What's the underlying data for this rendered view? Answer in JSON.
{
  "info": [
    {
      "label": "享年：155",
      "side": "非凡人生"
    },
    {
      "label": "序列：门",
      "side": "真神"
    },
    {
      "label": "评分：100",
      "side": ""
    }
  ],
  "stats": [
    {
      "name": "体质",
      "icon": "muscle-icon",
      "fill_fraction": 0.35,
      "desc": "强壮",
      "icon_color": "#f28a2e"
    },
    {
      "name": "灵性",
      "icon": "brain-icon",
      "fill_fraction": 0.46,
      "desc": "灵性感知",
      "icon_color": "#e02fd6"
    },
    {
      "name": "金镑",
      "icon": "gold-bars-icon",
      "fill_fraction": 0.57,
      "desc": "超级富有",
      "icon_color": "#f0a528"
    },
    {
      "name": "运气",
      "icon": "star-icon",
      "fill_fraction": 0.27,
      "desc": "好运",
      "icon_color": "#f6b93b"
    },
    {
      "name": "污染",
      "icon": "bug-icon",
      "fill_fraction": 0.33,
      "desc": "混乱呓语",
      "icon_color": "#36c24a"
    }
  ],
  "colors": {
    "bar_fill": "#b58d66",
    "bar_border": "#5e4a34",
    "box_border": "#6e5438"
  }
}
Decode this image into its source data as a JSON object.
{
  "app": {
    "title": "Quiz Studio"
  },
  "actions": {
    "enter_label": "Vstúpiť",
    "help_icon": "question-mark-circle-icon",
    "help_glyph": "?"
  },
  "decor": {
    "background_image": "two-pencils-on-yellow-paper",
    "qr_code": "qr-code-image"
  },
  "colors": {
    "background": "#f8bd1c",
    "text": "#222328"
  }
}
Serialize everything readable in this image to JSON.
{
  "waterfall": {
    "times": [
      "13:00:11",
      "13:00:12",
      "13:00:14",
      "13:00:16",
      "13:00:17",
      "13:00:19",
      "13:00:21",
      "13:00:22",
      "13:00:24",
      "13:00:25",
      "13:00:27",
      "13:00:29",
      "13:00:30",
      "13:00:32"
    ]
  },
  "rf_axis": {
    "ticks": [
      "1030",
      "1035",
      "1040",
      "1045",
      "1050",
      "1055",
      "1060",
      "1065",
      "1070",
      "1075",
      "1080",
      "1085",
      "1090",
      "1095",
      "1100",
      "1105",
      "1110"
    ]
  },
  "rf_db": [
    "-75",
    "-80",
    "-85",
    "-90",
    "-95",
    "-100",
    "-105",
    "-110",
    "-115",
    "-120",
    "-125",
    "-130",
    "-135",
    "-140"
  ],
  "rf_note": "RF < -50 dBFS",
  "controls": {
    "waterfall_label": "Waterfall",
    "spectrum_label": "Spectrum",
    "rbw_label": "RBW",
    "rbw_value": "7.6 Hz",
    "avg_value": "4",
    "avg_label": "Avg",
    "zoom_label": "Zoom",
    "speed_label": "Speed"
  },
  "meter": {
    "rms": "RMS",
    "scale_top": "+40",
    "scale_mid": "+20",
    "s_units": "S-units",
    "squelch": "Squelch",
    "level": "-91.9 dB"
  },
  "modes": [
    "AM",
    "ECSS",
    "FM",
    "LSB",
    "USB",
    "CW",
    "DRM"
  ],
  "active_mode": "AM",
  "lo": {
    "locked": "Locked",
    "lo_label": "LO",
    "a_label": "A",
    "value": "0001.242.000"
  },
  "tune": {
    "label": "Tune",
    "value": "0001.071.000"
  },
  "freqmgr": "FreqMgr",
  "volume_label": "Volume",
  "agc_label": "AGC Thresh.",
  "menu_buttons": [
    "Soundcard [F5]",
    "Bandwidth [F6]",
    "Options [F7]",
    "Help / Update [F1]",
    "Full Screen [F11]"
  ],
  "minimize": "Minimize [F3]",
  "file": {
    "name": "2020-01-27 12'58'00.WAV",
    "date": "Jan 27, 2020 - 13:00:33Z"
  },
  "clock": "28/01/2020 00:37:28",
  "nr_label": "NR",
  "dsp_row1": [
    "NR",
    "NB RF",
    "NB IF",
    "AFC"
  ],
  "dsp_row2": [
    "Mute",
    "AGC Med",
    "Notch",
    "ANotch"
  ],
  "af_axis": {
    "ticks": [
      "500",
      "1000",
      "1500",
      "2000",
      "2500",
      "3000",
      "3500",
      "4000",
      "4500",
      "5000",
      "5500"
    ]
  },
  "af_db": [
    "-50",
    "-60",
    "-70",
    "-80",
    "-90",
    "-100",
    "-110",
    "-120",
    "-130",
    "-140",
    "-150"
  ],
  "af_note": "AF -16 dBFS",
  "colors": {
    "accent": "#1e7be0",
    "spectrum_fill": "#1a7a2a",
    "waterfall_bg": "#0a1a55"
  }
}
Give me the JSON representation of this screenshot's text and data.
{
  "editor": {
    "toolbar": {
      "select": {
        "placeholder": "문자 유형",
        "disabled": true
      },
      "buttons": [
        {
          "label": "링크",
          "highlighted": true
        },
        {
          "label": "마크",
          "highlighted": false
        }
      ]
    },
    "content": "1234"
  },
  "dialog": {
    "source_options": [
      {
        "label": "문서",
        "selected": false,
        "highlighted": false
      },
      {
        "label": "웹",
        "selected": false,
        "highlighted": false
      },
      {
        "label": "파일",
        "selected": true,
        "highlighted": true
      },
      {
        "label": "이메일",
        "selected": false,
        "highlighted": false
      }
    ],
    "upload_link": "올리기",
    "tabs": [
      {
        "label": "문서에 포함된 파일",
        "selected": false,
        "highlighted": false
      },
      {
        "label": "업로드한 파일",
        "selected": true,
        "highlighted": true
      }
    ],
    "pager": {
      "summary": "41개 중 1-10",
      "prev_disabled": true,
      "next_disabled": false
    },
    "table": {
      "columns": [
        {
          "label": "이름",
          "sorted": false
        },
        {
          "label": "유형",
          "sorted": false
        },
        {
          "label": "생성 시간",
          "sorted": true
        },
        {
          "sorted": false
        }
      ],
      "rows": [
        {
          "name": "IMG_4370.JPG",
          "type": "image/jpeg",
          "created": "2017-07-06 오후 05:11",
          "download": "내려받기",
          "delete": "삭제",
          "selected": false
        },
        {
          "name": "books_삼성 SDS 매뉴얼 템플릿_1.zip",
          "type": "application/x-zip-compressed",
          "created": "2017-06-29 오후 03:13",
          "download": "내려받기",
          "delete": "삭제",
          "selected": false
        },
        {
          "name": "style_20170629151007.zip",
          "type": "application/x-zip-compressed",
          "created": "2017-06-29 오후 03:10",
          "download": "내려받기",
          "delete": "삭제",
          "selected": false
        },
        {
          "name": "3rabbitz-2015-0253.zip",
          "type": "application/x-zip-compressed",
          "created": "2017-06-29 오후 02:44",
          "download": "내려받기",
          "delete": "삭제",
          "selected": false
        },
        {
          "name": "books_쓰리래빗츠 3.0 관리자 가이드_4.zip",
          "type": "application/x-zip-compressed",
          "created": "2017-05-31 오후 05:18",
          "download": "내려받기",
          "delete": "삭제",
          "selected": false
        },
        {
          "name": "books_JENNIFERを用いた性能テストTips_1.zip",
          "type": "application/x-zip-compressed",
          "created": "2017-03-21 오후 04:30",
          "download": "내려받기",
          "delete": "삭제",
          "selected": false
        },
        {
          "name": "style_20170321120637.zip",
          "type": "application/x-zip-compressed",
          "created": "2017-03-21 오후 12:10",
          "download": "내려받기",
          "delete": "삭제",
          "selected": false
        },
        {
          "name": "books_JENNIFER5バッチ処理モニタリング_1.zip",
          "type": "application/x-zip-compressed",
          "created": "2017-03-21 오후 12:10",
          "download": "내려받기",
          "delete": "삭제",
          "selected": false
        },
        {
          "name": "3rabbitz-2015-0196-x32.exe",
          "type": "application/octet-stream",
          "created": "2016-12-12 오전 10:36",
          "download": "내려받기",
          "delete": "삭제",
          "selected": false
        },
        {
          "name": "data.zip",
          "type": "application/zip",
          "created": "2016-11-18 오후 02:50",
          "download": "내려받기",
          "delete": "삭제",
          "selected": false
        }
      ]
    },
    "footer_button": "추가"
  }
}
= = =
» TO DO
Find the number of lines in which the word "this" occurs, and write nothing but that number.

» OUTPUT OF THE EXERCISE
4